Problem to work on — Print, exactly and completely, every entry in the data.

— START —

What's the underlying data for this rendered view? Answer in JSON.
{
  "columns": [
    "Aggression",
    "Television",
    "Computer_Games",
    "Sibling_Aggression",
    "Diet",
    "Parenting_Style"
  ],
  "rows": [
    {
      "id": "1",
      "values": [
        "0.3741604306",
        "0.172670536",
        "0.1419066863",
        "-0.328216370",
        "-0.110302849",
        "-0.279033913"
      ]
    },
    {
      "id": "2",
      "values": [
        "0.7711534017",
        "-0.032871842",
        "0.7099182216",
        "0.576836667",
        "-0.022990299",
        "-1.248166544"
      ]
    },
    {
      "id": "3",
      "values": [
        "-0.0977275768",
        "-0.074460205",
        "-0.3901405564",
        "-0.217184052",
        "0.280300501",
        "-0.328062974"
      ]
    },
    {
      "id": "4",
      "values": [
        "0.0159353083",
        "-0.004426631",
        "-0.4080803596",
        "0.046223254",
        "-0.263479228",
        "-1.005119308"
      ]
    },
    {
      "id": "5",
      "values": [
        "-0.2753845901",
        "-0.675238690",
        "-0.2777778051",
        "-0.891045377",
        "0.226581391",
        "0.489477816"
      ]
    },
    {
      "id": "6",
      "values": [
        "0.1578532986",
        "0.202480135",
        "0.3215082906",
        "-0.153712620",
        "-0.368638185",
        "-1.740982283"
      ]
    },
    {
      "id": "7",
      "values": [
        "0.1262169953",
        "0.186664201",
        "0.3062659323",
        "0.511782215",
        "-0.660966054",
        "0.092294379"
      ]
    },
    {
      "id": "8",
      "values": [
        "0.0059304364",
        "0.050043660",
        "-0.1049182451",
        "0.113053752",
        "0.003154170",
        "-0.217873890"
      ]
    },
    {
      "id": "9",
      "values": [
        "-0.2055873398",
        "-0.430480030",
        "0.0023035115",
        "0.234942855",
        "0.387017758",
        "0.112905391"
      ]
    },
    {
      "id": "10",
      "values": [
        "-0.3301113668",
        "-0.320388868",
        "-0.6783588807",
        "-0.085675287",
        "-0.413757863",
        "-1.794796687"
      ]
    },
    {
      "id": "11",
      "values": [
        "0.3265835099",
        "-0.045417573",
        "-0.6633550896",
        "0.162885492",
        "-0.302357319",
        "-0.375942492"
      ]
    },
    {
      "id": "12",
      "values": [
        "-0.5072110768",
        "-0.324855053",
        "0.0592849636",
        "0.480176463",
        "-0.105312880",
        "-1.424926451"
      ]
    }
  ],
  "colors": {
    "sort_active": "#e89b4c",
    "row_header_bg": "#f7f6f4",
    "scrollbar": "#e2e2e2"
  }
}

— END —

Task solution —
What's the underlying data for this rendered view? Answer in JSON.
{
  "columns": [
    "Aggression",
    "Television",
    "Computer_Games",
    "Sibling_Aggression",
    "Diet",
    "Parenting_Style"
  ],
  "rows": [
    {
      "id": "1",
      "values": [
        "0.3741604306",
        "0.172670536",
        "0.1419066863",
        "-0.328216370",
        "-0.110302849",
        "-0.279033913"
      ]
    },
    {
      "id": "2",
      "values": [
        "0.7711534017",
        "-0.032871842",
        "0.7099182216",
        "0.576836667",
        "-0.022990299",
        "-1.248166544"
      ]
    },
    {
      "id": "3",
      "values": [
        "-0.0977275768",
        "-0.074460205",
        "-0.3901405564",
        "-0.217184052",
        "0.280300501",
        "-0.328062974"
      ]
    },
    {
      "id": "4",
      "values": [
        "0.0159353083",
        "-0.004426631",
        "-0.4080803596",
        "0.046223254",
        "-0.263479228",
        "-1.005119308"
      ]
    },
    {
      "id": "5",
      "values": [
        "-0.2753845901",
        "-0.675238690",
        "-0.2777778051",
        "-0.891045377",
        "0.226581391",
        "0.489477816"
      ]
    },
    {
      "id": "6",
      "values": [
        "0.1578532986",
        "0.202480135",
        "0.3215082906",
        "-0.153712620",
        "-0.368638185",
        "-1.740982283"
      ]
    },
    {
      "id": "7",
      "values": [
        "0.1262169953",
        "0.186664201",
        "0.3062659323",
        "0.511782215",
        "-0.660966054",
        "0.092294379"
      ]
    },
    {
      "id": "8",
      "values": [
        "0.0059304364",
        "0.050043660",
        "-0.1049182451",
        "0.113053752",
        "0.003154170",
        "-0.217873890"
      ]
    },
    {
      "id": "9",
      "values": [
        "-0.2055873398",
        "-0.430480030",
        "0.0023035115",
        "0.234942855",
        "0.387017758",
        "0.112905391"
      ]
    },
    {
      "id": "10",
      "values": [
        "-0.3301113668",
        "-0.320388868",
        "-0.6783588807",
        "-0.085675287",
        "-0.413757863",
        "-1.794796687"
      ]
    },
    {
      "id": "11",
      "values": [
        "0.3265835099",
        "-0.045417573",
        "-0.6633550896",
        "0.162885492",
        "-0.302357319",
        "-0.375942492"
      ]
    },
    {
      "id": "12",
      "values": [
        "-0.5072110768",
        "-0.324855053",
        "0.0592849636",
        "0.480176463",
        "-0.105312880",
        "-1.424926451"
      ]
    }
  ],
  "colors": {
    "sort_active": "#e89b4c",
    "row_header_bg": "#f7f6f4",
    "scrollbar": "#e2e2e2"
  }
}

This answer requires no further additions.